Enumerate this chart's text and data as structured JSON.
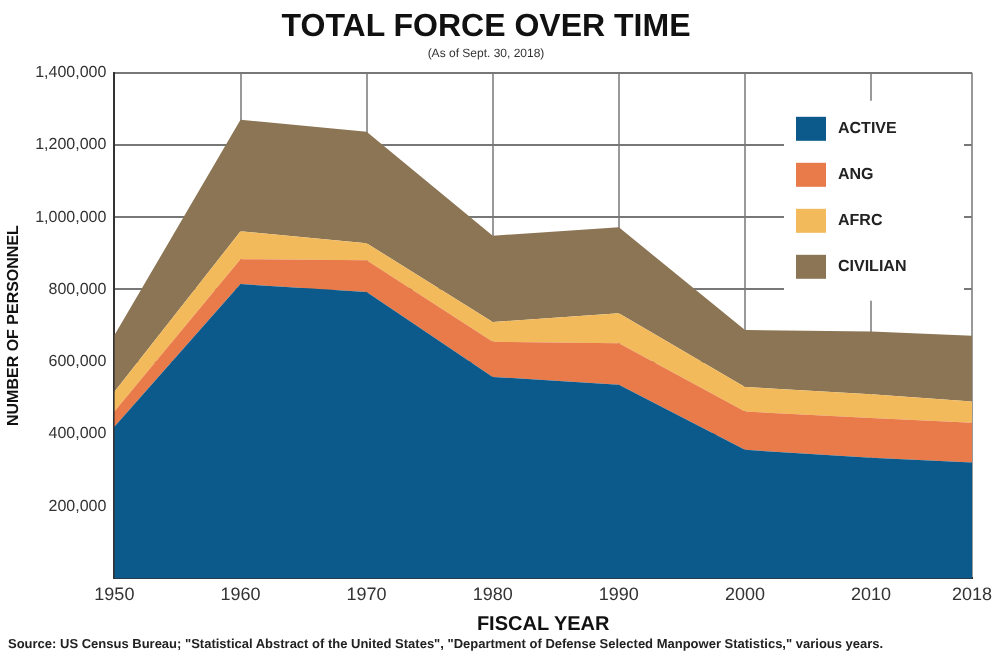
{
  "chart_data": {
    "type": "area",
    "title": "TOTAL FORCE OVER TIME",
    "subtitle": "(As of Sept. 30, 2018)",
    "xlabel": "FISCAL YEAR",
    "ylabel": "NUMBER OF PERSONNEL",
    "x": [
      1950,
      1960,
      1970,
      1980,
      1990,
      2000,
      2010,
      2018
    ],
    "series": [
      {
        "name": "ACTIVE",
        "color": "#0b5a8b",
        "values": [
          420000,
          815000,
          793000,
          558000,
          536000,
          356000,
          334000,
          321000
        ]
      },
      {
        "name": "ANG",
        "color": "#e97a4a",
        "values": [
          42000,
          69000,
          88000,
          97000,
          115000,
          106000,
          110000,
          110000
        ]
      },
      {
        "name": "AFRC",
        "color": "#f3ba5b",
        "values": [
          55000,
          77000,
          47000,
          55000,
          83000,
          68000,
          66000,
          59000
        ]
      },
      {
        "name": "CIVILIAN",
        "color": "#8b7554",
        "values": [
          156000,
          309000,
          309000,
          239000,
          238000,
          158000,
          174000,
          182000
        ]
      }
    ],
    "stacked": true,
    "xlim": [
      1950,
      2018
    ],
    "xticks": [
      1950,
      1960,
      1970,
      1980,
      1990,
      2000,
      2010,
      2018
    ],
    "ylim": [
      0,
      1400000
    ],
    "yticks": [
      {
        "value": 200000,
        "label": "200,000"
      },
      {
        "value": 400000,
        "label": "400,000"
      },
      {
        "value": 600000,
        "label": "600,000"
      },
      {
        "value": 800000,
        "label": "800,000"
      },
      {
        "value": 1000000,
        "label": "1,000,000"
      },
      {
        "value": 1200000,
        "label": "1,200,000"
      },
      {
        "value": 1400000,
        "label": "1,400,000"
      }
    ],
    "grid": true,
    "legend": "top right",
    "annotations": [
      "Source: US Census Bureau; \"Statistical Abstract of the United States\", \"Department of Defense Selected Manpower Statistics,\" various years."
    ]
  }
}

○ ○ ○ ○

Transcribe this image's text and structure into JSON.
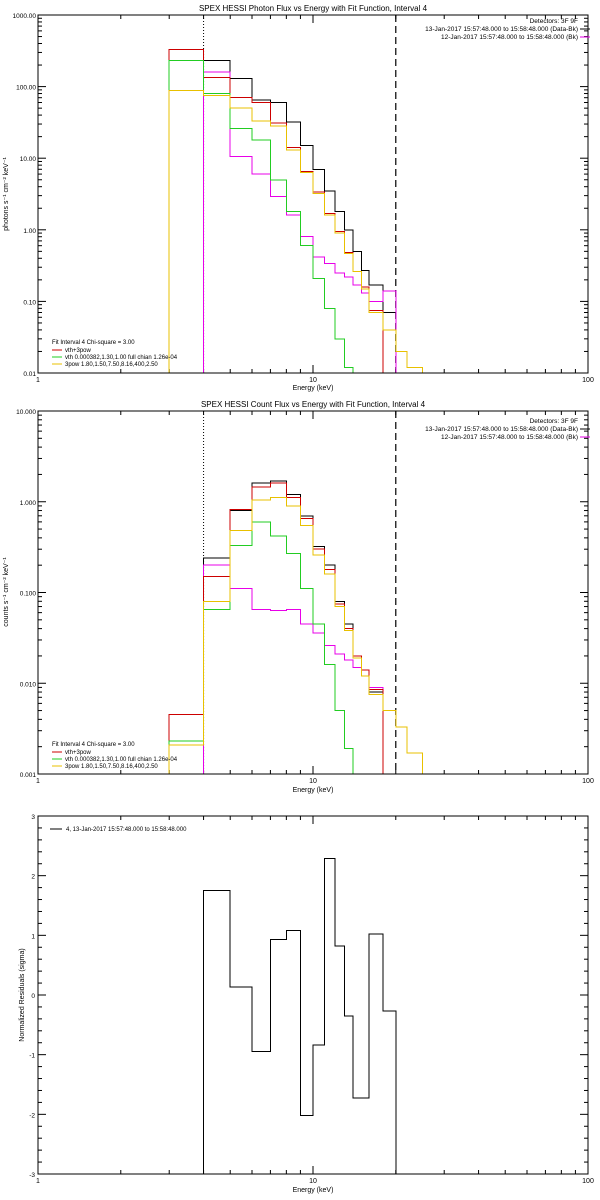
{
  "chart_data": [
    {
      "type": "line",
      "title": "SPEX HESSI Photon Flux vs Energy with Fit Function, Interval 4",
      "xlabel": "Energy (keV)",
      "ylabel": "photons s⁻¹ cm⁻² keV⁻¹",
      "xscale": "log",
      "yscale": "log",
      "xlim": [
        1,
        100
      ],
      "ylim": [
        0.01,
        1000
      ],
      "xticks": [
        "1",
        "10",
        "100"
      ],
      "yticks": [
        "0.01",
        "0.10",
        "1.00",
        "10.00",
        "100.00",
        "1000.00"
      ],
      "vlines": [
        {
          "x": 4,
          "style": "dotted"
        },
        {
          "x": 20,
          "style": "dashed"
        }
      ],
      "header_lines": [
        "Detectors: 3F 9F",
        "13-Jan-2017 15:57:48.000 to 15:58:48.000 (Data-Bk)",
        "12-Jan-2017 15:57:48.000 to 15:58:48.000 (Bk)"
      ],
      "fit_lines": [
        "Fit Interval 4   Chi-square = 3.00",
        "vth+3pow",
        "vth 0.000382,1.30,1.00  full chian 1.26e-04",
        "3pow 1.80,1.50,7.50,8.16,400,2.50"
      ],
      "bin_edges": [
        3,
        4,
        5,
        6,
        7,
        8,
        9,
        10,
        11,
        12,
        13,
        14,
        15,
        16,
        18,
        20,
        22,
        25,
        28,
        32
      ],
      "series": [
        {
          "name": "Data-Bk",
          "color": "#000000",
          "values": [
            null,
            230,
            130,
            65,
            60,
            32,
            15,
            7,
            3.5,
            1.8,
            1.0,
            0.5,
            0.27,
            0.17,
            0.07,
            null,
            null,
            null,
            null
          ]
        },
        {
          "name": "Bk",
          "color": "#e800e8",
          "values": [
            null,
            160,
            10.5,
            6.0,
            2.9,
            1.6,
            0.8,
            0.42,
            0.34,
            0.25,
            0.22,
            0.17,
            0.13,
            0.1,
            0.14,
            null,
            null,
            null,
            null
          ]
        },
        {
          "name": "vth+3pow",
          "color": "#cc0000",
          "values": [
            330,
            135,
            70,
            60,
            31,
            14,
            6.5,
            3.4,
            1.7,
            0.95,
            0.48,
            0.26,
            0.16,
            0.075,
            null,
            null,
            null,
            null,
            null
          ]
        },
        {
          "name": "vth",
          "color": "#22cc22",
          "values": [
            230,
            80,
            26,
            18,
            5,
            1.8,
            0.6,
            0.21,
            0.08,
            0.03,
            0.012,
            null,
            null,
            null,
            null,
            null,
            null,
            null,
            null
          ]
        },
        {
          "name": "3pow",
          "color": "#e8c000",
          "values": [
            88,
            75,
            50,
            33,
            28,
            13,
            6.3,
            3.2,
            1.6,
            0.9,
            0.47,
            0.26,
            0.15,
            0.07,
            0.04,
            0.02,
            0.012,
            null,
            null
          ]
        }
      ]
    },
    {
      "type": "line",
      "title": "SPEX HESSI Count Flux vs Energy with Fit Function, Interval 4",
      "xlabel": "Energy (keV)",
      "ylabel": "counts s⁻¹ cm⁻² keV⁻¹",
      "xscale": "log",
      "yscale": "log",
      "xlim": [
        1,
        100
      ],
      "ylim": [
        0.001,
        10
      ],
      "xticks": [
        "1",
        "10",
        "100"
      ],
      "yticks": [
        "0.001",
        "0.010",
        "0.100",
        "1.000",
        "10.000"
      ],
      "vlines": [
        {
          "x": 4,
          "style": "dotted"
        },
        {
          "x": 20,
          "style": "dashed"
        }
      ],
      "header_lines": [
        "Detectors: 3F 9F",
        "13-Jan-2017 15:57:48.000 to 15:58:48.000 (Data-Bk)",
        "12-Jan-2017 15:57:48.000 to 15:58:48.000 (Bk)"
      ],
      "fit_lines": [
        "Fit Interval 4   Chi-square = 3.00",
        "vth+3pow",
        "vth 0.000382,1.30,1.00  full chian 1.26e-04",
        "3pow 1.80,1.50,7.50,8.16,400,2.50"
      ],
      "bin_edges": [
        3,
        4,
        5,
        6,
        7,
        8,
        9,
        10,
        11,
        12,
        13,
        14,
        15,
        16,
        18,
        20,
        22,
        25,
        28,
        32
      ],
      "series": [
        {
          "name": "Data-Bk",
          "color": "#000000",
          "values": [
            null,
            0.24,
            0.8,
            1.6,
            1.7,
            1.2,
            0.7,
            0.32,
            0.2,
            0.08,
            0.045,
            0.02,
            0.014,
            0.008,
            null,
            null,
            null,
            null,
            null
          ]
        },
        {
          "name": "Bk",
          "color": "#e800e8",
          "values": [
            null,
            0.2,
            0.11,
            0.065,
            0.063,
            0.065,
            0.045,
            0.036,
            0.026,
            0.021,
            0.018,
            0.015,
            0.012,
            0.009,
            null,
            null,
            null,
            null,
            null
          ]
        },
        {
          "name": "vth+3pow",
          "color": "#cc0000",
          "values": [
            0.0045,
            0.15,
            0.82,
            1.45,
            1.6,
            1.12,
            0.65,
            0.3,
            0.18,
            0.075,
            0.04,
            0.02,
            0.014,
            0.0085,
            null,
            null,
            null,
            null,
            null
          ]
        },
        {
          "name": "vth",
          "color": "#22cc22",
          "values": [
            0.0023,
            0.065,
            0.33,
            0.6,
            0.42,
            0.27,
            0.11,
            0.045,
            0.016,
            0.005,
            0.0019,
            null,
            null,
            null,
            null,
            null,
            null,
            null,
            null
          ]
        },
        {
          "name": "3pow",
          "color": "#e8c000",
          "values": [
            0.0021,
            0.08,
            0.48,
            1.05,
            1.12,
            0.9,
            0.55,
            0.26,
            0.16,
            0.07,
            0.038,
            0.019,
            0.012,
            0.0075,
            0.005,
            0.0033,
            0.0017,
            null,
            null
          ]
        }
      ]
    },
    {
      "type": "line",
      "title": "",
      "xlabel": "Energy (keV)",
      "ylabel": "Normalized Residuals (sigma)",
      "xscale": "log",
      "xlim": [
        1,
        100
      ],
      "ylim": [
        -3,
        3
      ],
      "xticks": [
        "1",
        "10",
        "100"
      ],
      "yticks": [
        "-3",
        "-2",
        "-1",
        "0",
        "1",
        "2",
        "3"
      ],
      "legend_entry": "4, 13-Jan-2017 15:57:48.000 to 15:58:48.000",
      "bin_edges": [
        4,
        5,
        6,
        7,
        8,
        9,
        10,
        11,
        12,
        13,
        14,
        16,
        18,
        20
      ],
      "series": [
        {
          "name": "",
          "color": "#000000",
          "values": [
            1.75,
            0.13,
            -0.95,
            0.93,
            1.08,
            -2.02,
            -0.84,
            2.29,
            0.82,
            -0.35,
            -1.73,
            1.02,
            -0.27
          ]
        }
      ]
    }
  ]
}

○ ○ ○ ○

### What the exercise asks:
Go over the data above and copy every line that has the word "Function" in it.

### Written answer:
      "title": "SPEX HESSI Photon Flux vs Energy with Fit Function, Interval 4",
      "title": "SPEX HESSI Count Flux vs Energy with Fit Function, Interval 4",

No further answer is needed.